WORK ORDER
Each line below must be reproduced exactly as it stands. Pictures stay out of the copy.

Stored items:
........
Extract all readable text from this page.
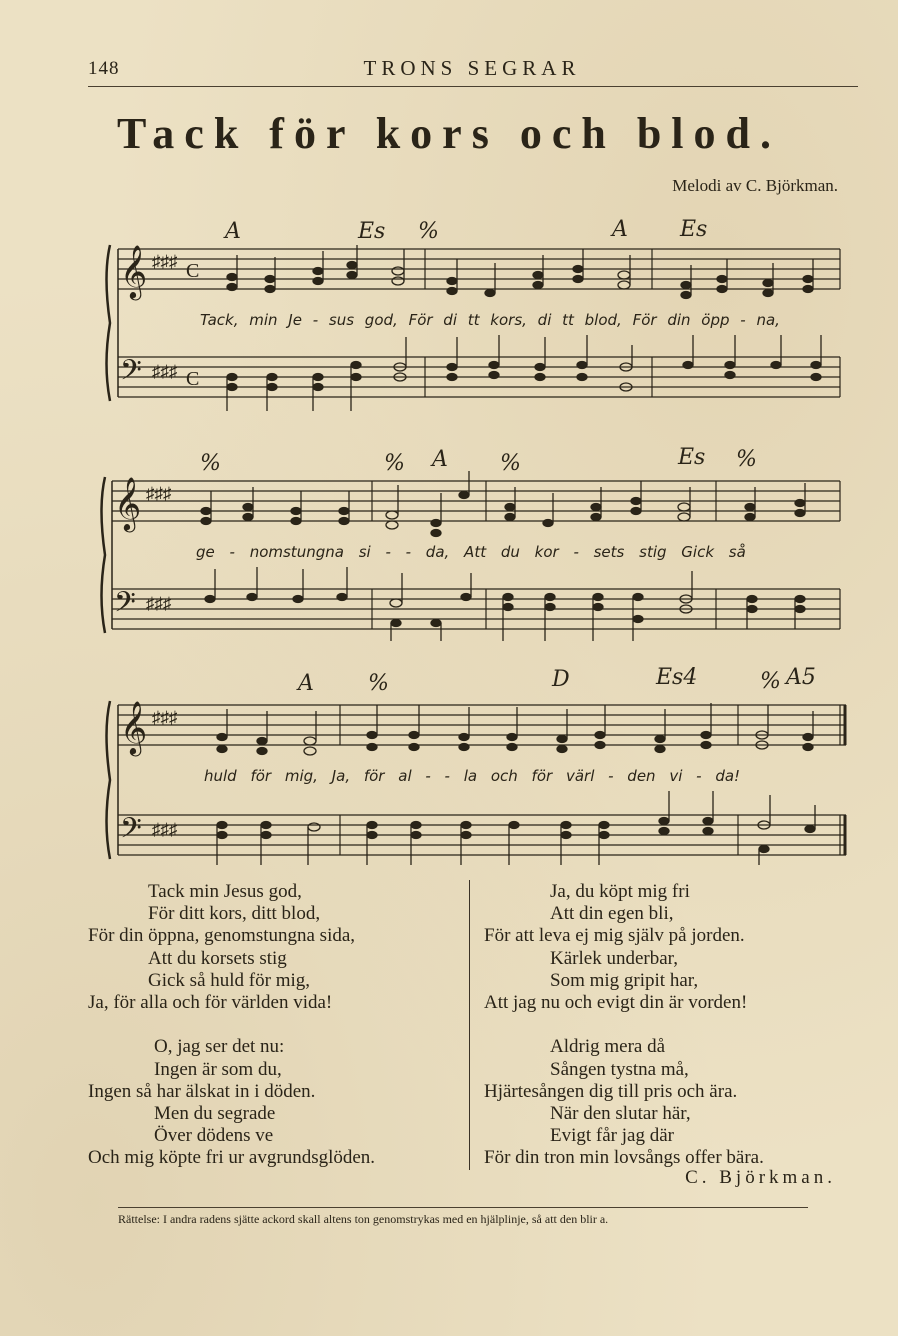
148	TRONS SEGRAR
Tack för kors och blod.
Melodi av C. Björkman.
A	Es %	A Es
𝄞
𝄢
♯♯♯
♯♯♯
C
C
Tack, min Je - sus god, För di tt kors, di tt blod, För din öpp - na,
%	% A %	Es %
𝄞
𝄢
♯♯♯
♯♯♯
ge - nomstungna si - - da, Att du kor - sets stig Gick så
A %	D	Es4	% A5
𝄞
𝄢
♯♯♯
♯♯♯
huld för mig, Ja, för al - - la och för värl - den vi - da!
Tack min Jesus god,
För ditt kors, ditt blod,
För din öppna, genomstungna sida,
Att du korsets stig
Gick så huld för mig,
Ja, för alla och för världen vida!
O, jag ser det nu:
Ingen är som du,
Ingen så har älskat in i döden.
Men du segrade
Över dödens ve
Och mig köpte fri ur avgrundsglöden.
Ja, du köpt mig fri
Att din egen bli,
För att leva ej mig själv på jorden.
Kärlek underbar,
Som mig gripit har,
Att jag nu och evigt din är vorden!
Aldrig mera då
Sången tystna må,
Hjärtesången dig till pris och ära.
När den slutar här,
Evigt får jag där
För din tron min lovsångs offer bära.
C. Björkman.
Rättelse: I andra radens sjätte ackord skall altens ton genomstrykas med en hjälplinje, så att den blir a.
........
ANSWER SECTION
Extract all readable text from this page.
148	TRONS SEGRAR
Tack för kors och blod.
Melodi av C. Björkman.
A	Es %	A Es
𝄞
𝄢
♯♯♯
♯♯♯
C
C
Tack, min Je - sus god, För di tt kors, di tt blod, För din öpp - na,
%	% A %	Es %
𝄞
𝄢
♯♯♯
♯♯♯
ge - nomstungna si - - da, Att du kor - sets stig Gick så
A %	D	Es4	% A5
𝄞
𝄢
♯♯♯
♯♯♯
huld för mig, Ja, för al - - la och för värl - den vi - da!
Tack min Jesus god,
För ditt kors, ditt blod,
För din öppna, genomstungna sida,
Att du korsets stig
Gick så huld för mig,
Ja, för alla och för världen vida!
O, jag ser det nu:
Ingen är som du,
Ingen så har älskat in i döden.
Men du segrade
Över dödens ve
Och mig köpte fri ur avgrundsglöden.
Ja, du köpt mig fri
Att din egen bli,
För att leva ej mig själv på jorden.
Kärlek underbar,
Som mig gripit har,
Att jag nu och evigt din är vorden!
Aldrig mera då
Sången tystna må,
Hjärtesången dig till pris och ära.
När den slutar här,
Evigt får jag där
För din tron min lovsångs offer bära.
C. Björkman.
Rättelse: I andra radens sjätte ackord skall altens ton genomstrykas med en hjälplinje, så att den blir a.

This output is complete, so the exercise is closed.